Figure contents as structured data

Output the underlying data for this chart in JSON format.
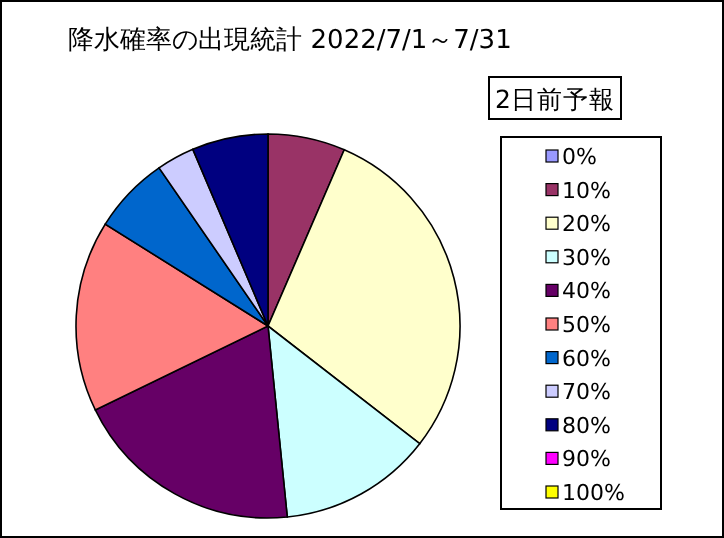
{
  "chart_data": {
    "type": "pie",
    "title": "降水確率の出現統計 2022/7/1～7/31",
    "legend_title": "2日前予報",
    "legend": "right",
    "categories": [
      "0%",
      "10%",
      "20%",
      "30%",
      "40%",
      "50%",
      "60%",
      "70%",
      "80%",
      "90%",
      "100%"
    ],
    "values": [
      0,
      6.5,
      29,
      12.9,
      19.4,
      16.1,
      6.5,
      3.2,
      6.4,
      0,
      0
    ],
    "colors": [
      "#9999ff",
      "#993366",
      "#ffffcc",
      "#ccffff",
      "#660066",
      "#ff8080",
      "#0066cc",
      "#ccccff",
      "#000080",
      "#ff00ff",
      "#ffff00"
    ]
  }
}
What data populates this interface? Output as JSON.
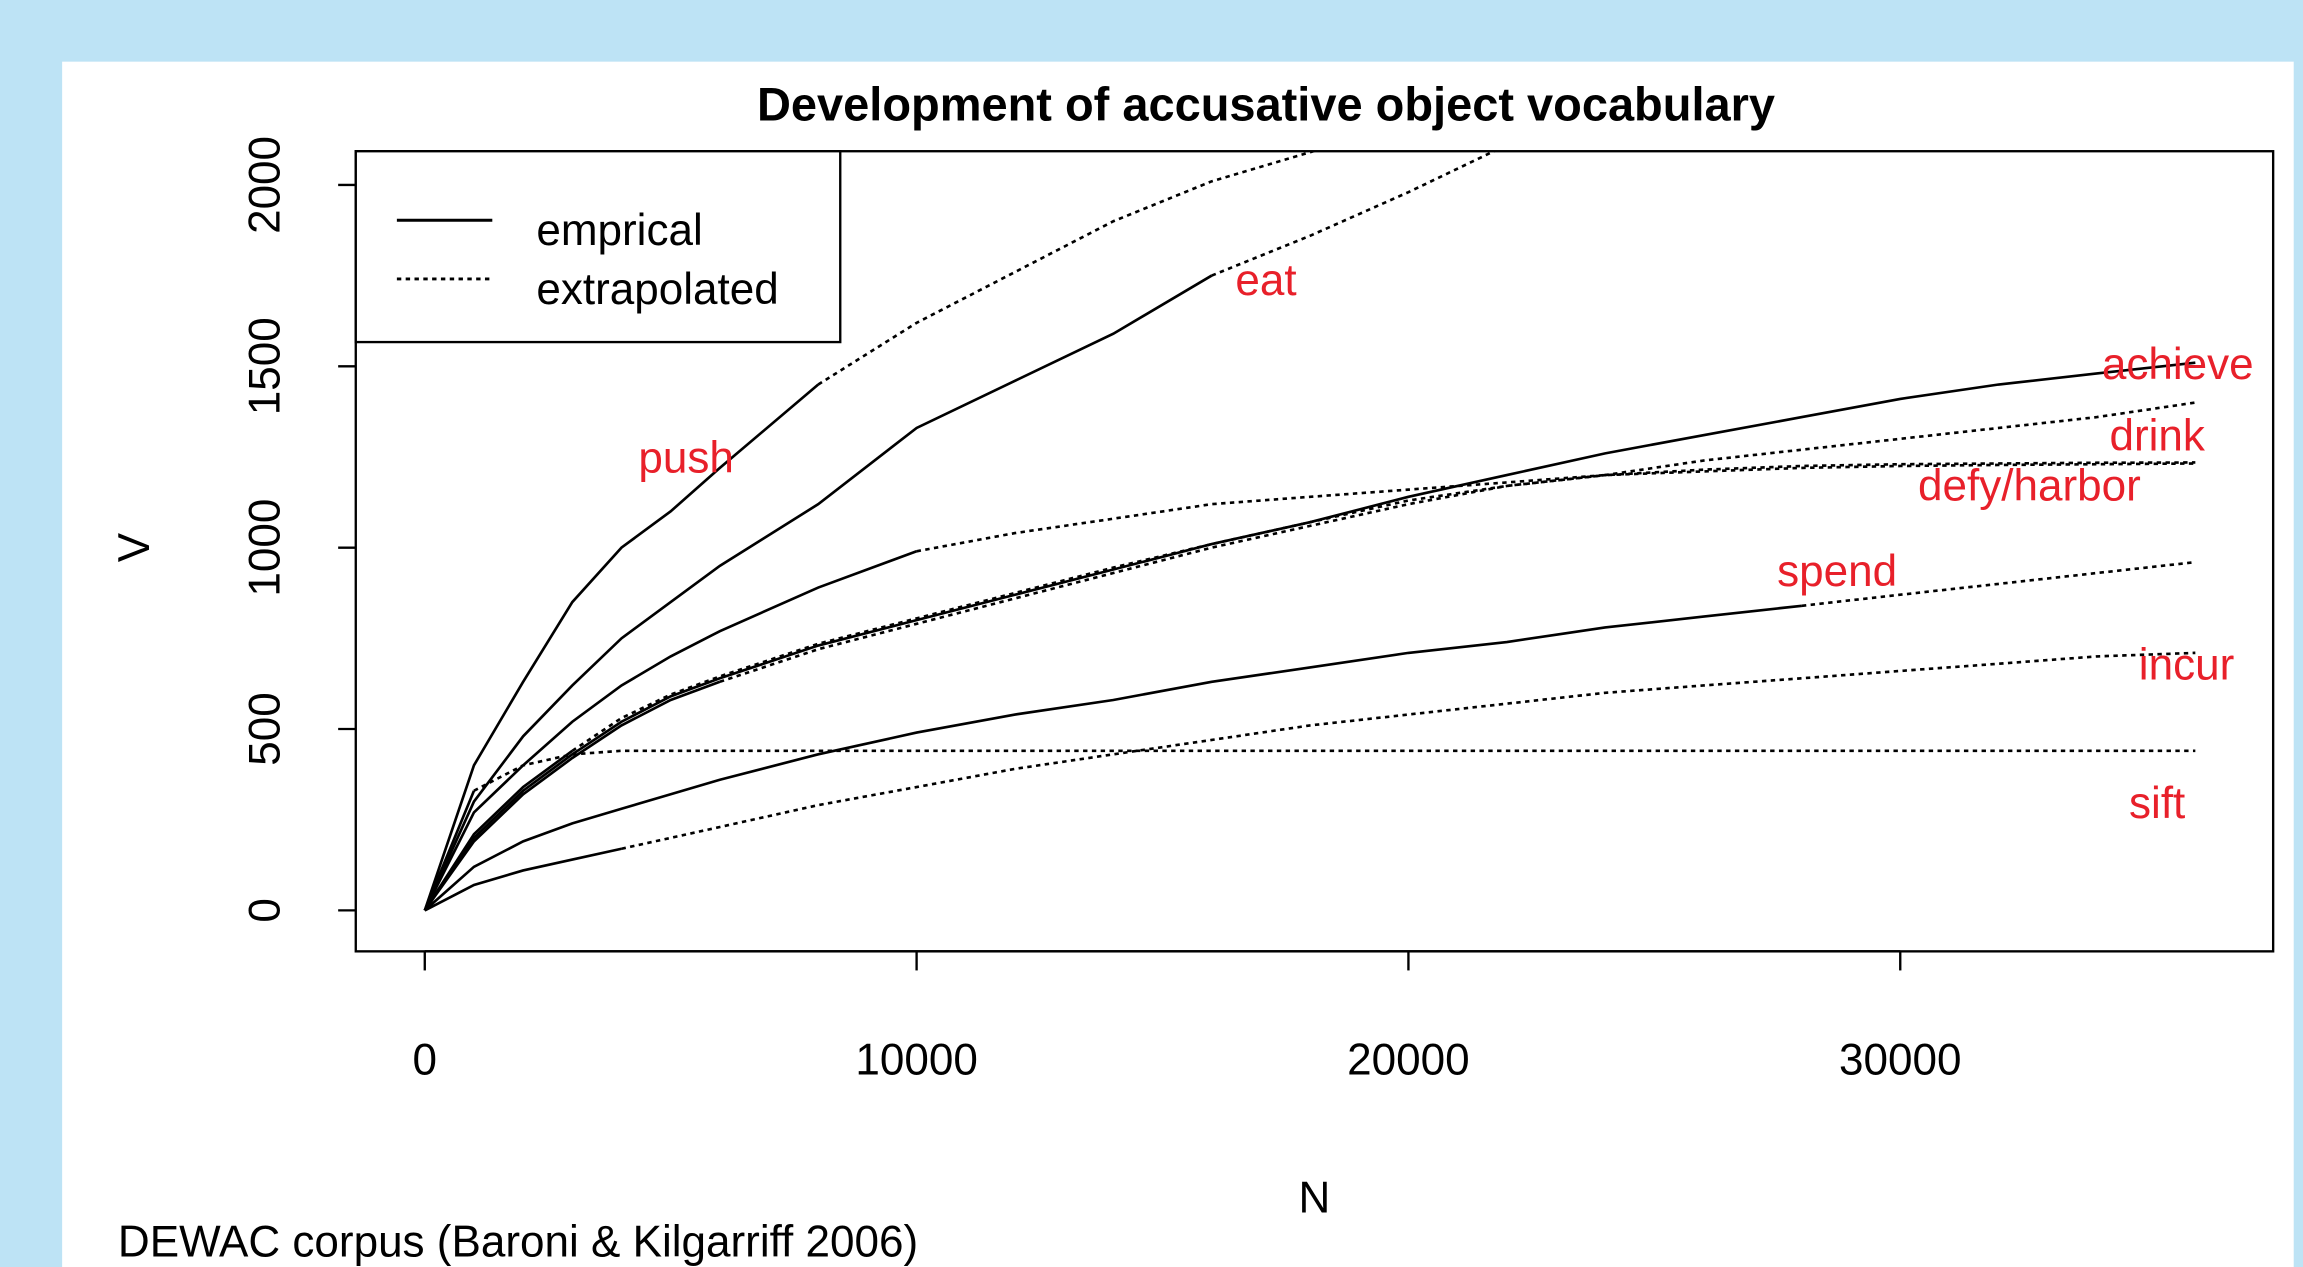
{
  "chart_data": {
    "type": "line",
    "title": "Development of accusative object vocabulary",
    "xlabel": "N",
    "ylabel": "V",
    "caption": "DEWAC corpus (Baroni & Kilgarriff 2006)",
    "legend": [
      "emprical",
      "extrapolated"
    ],
    "annotations": [
      "push",
      "eat",
      "achieve",
      "drink",
      "defy/harbor",
      "spend",
      "incur",
      "sift"
    ],
    "annotation_color": "#e8202a",
    "color": "#000000",
    "xlim": [
      -1403,
      37582
    ],
    "ylim": [
      -113,
      2093
    ],
    "xticks": [
      0,
      10000,
      20000,
      30000
    ],
    "yticks": [
      0,
      500,
      1000,
      1500,
      2000
    ],
    "x": [
      0,
      1000,
      2000,
      3000,
      4000,
      5000,
      6000,
      8000,
      10000,
      12000,
      14000,
      16000,
      18000,
      20000,
      22000,
      24000,
      26000,
      28000,
      30000,
      32000,
      34000,
      36000
    ],
    "series": [
      {
        "values": [
          0,
          400,
          630,
          850,
          1000,
          1100,
          1220,
          1450,
          null,
          null,
          null,
          null,
          null,
          null,
          null,
          null,
          null,
          null,
          null,
          null,
          null,
          null
        ],
        "extrapolated": [
          null,
          null,
          null,
          null,
          null,
          null,
          null,
          1450,
          1620,
          1760,
          1900,
          2010,
          2090,
          2170,
          null,
          null,
          null,
          null,
          null,
          null,
          null,
          null
        ]
      },
      {
        "values": [
          0,
          300,
          480,
          620,
          750,
          850,
          950,
          1120,
          1330,
          1460,
          1590,
          1750,
          null,
          null,
          null,
          null,
          null,
          null,
          null,
          null,
          null,
          null
        ],
        "extrapolated": [
          null,
          null,
          null,
          null,
          null,
          null,
          null,
          null,
          null,
          null,
          null,
          1750,
          1860,
          1980,
          2110,
          null,
          null,
          null,
          null,
          null,
          null,
          null
        ]
      },
      {
        "values": [
          0,
          270,
          400,
          520,
          620,
          700,
          770,
          890,
          990,
          null,
          null,
          null,
          null,
          null,
          null,
          null,
          null,
          null,
          null,
          null,
          null,
          null
        ],
        "extrapolated": [
          null,
          null,
          null,
          null,
          null,
          null,
          null,
          null,
          990,
          1040,
          1080,
          1120,
          1140,
          1160,
          1180,
          1200,
          1210,
          1220,
          1225,
          1228,
          1230,
          1232
        ]
      },
      {
        "values": [
          0,
          200,
          330,
          430,
          520,
          590,
          640,
          730,
          800,
          870,
          940,
          1010,
          1070,
          1140,
          1200,
          1260,
          1310,
          1360,
          1410,
          1450,
          1480,
          1510
        ]
      },
      {
        "values": [
          0,
          210,
          340,
          440,
          null,
          null,
          null,
          null,
          null,
          null,
          null,
          null,
          null,
          null,
          null,
          null,
          null,
          null,
          null,
          null,
          null,
          null
        ],
        "extrapolated": [
          null,
          null,
          null,
          440,
          530,
          595,
          645,
          735,
          805,
          875,
          945,
          1010,
          1070,
          1130,
          1170,
          1200,
          1240,
          1270,
          1300,
          1330,
          1360,
          1400
        ]
      },
      {
        "values": [
          0,
          190,
          320,
          420,
          510,
          580,
          630,
          null,
          null,
          null,
          null,
          null,
          null,
          null,
          null,
          null,
          null,
          null,
          null,
          null,
          null,
          null
        ],
        "extrapolated": [
          null,
          null,
          null,
          null,
          null,
          null,
          630,
          720,
          790,
          860,
          930,
          1000,
          1060,
          1120,
          1170,
          1200,
          1215,
          1225,
          1230,
          1232,
          1234,
          1235
        ]
      },
      {
        "values": [
          0,
          120,
          190,
          240,
          280,
          320,
          360,
          430,
          490,
          540,
          580,
          630,
          670,
          710,
          740,
          780,
          810,
          840,
          null,
          null,
          null,
          null
        ],
        "extrapolated": [
          null,
          null,
          null,
          null,
          null,
          null,
          null,
          null,
          null,
          null,
          null,
          null,
          null,
          null,
          null,
          null,
          null,
          840,
          870,
          900,
          930,
          960
        ]
      },
      {
        "values": [
          0,
          70,
          110,
          140,
          170,
          null,
          null,
          null,
          null,
          null,
          null,
          null,
          null,
          null,
          null,
          null,
          null,
          null,
          null,
          null,
          null,
          null
        ],
        "extrapolated": [
          null,
          null,
          null,
          null,
          170,
          200,
          230,
          290,
          340,
          390,
          430,
          470,
          510,
          540,
          570,
          600,
          620,
          640,
          660,
          680,
          700,
          710
        ]
      },
      {
        "values": [
          0,
          330,
          null,
          null,
          null,
          null,
          null,
          null,
          null,
          null,
          null,
          null,
          null,
          null,
          null,
          null,
          null,
          null,
          null,
          null,
          null,
          null
        ],
        "extrapolated": [
          null,
          330,
          400,
          430,
          440,
          440,
          440,
          440,
          440,
          440,
          440,
          440,
          440,
          440,
          440,
          440,
          440,
          440,
          440,
          440,
          440,
          440
        ]
      }
    ]
  }
}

TASK STATEMENT
Supply the count of lines in the entries that contain the word "JSON", and nothing besides.

ANSWER TO THE EXERCISE
2